== Available data

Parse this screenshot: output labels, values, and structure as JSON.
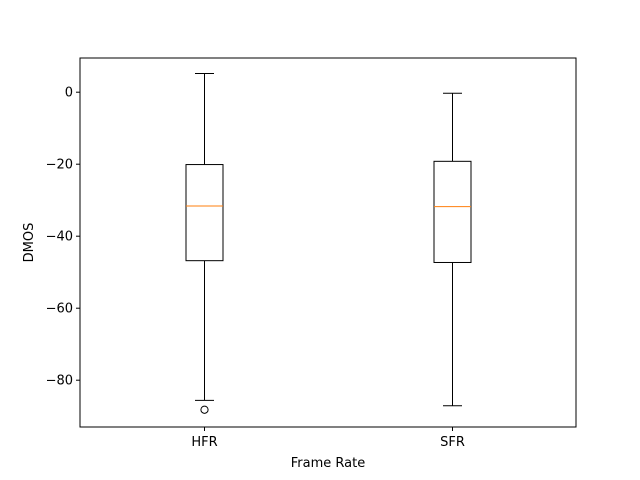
{
  "chart_data": {
    "type": "boxplot",
    "title": "",
    "xlabel": "Frame Rate",
    "ylabel": "DMOS",
    "categories": [
      "HFR",
      "SFR"
    ],
    "ylim": [
      -93,
      9.5
    ],
    "yticks": [
      0,
      -20,
      -40,
      -60,
      -80
    ],
    "ytick_labels": [
      "0",
      "−20",
      "−40",
      "−60",
      "−80"
    ],
    "grid": false,
    "series": [
      {
        "whisker_high": 5.2,
        "q3": -20.1,
        "median": -31.6,
        "q1": -46.8,
        "whisker_low": -85.6,
        "outliers": [
          -88.2
        ]
      },
      {
        "whisker_high": -0.3,
        "q3": -19.2,
        "median": -31.8,
        "q1": -47.3,
        "whisker_low": -87.1,
        "outliers": []
      }
    ],
    "colors": {
      "box": "#000000",
      "median": "#ff7f0e",
      "axes": "#000000"
    }
  }
}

====

Copy all the entries word for word. Omit any pictures.

**Solution for this problem:**
Parse this screenshot: output labels, values, and structure as JSON.
{
  "chart_data": {
    "type": "boxplot",
    "title": "",
    "xlabel": "Frame Rate",
    "ylabel": "DMOS",
    "categories": [
      "HFR",
      "SFR"
    ],
    "ylim": [
      -93,
      9.5
    ],
    "yticks": [
      0,
      -20,
      -40,
      -60,
      -80
    ],
    "ytick_labels": [
      "0",
      "−20",
      "−40",
      "−60",
      "−80"
    ],
    "grid": false,
    "series": [
      {
        "whisker_high": 5.2,
        "q3": -20.1,
        "median": -31.6,
        "q1": -46.8,
        "whisker_low": -85.6,
        "outliers": [
          -88.2
        ]
      },
      {
        "whisker_high": -0.3,
        "q3": -19.2,
        "median": -31.8,
        "q1": -47.3,
        "whisker_low": -87.1,
        "outliers": []
      }
    ],
    "colors": {
      "box": "#000000",
      "median": "#ff7f0e",
      "axes": "#000000"
    }
  }
}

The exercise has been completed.